§ **What you are asked to do**
Scan the data below for the string "JSON". Copy every line where it appears.

————

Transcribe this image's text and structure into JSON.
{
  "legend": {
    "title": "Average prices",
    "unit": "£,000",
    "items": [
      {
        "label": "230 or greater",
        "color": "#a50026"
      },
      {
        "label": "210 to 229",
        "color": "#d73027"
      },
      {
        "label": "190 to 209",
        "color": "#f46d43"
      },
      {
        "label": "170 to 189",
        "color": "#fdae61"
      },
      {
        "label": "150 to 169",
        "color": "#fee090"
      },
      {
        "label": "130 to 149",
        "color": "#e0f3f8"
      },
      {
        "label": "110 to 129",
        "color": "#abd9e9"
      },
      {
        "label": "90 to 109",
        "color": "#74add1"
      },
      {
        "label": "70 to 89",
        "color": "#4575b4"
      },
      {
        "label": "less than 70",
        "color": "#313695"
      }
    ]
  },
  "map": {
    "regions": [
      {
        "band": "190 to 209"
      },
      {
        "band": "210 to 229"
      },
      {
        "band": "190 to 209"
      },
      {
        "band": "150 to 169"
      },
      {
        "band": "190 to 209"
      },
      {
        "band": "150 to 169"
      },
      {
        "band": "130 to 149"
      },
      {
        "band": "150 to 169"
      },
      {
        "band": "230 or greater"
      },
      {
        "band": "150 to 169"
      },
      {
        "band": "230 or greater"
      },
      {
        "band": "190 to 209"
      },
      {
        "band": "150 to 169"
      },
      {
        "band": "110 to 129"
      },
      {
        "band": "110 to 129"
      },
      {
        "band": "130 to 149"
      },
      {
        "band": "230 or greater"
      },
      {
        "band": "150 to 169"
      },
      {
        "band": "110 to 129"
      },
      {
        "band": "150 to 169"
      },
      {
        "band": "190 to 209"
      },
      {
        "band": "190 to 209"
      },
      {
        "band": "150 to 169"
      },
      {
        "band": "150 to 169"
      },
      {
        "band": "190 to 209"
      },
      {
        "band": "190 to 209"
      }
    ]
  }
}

————

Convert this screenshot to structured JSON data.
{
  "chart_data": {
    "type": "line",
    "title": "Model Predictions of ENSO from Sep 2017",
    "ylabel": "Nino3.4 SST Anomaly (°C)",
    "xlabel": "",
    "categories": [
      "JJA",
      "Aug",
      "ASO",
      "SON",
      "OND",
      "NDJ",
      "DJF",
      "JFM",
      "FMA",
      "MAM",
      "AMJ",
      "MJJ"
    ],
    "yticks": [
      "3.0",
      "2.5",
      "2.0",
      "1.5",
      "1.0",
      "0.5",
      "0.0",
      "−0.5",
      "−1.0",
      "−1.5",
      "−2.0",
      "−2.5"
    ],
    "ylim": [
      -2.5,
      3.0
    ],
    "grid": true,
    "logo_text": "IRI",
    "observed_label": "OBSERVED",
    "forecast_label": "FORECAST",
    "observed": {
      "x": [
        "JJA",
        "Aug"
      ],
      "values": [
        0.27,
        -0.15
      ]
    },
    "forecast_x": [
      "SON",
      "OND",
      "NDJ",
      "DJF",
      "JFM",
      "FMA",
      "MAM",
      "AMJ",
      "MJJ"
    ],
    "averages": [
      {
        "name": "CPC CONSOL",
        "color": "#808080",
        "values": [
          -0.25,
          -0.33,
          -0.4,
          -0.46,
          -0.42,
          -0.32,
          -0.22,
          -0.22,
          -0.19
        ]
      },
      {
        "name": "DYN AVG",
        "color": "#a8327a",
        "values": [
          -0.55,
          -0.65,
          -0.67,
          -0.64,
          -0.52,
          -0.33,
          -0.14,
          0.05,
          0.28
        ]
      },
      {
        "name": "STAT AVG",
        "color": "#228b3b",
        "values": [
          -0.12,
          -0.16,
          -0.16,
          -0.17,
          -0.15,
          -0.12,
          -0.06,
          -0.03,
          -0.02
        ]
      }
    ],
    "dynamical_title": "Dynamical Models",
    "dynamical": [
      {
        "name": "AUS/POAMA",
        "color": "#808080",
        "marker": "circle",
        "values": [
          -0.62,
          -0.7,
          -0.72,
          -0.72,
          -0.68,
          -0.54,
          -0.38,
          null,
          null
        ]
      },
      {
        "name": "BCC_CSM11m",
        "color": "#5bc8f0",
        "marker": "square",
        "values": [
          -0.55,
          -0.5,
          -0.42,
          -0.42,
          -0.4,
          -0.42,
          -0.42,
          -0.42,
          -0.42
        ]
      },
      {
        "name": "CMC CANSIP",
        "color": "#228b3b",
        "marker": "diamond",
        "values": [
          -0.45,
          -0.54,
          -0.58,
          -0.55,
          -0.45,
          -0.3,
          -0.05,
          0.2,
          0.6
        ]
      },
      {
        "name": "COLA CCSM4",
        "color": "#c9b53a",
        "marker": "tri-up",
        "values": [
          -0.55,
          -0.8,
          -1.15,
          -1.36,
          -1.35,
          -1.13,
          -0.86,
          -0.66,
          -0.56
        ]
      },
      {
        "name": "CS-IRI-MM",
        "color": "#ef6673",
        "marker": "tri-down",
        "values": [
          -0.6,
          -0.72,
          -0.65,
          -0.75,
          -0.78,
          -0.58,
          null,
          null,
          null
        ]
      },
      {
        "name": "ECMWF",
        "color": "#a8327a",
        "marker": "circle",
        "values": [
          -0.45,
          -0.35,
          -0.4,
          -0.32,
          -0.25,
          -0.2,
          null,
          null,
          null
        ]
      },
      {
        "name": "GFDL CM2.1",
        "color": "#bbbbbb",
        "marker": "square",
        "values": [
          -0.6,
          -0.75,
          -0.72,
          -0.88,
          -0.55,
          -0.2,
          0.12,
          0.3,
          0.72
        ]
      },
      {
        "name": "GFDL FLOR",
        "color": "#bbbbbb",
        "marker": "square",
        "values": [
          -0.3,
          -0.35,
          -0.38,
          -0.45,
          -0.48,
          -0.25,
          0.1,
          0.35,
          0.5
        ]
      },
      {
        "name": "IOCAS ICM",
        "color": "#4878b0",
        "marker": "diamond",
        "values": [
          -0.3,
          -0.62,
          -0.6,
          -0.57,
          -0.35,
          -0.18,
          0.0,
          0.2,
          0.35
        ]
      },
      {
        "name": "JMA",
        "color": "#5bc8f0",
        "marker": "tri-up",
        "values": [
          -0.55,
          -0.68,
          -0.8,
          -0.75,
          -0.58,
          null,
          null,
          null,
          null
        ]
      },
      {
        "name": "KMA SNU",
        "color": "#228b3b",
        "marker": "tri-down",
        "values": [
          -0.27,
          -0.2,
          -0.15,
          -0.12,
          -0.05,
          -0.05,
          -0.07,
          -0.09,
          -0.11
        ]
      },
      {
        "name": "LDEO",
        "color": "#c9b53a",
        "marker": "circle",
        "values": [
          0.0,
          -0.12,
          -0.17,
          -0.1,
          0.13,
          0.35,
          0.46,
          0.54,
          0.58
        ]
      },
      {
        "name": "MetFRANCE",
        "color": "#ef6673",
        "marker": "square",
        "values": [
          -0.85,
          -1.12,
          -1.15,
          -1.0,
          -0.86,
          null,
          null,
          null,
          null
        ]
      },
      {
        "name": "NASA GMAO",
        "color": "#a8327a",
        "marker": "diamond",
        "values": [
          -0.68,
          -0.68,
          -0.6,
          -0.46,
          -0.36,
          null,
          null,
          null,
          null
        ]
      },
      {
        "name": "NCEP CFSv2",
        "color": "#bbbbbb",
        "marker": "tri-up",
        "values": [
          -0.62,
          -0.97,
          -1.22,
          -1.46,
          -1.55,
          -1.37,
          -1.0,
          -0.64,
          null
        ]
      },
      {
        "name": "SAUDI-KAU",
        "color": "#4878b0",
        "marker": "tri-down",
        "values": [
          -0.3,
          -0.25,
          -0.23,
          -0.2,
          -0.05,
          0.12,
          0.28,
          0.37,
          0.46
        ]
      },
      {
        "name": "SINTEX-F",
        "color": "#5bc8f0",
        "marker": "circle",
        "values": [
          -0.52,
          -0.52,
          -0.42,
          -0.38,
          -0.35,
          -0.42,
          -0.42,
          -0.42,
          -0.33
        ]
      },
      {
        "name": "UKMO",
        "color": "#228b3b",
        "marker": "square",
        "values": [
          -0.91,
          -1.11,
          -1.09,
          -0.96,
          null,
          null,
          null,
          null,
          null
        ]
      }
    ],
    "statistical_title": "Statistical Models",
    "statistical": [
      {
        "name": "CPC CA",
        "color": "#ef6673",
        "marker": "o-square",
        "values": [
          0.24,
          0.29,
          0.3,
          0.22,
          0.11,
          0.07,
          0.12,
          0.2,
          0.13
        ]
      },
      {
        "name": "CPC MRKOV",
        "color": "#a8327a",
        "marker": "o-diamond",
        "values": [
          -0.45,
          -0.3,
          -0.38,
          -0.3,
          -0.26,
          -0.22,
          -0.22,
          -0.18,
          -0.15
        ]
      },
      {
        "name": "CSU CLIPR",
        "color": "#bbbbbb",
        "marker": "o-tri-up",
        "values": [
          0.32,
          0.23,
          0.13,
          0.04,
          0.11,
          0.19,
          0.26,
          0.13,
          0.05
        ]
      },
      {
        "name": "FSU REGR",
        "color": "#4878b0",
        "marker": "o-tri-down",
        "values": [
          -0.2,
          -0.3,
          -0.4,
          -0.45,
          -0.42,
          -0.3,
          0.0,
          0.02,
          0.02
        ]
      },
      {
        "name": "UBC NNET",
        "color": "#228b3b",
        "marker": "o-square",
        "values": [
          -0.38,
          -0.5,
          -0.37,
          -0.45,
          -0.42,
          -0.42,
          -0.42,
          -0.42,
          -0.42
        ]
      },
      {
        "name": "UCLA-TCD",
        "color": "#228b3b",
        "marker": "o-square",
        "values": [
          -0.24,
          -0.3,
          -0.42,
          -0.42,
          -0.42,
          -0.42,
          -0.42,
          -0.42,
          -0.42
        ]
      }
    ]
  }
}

————

§ **Response**
Transcribe this image's text and structure into JSON.
Convert this screenshot to structured JSON data.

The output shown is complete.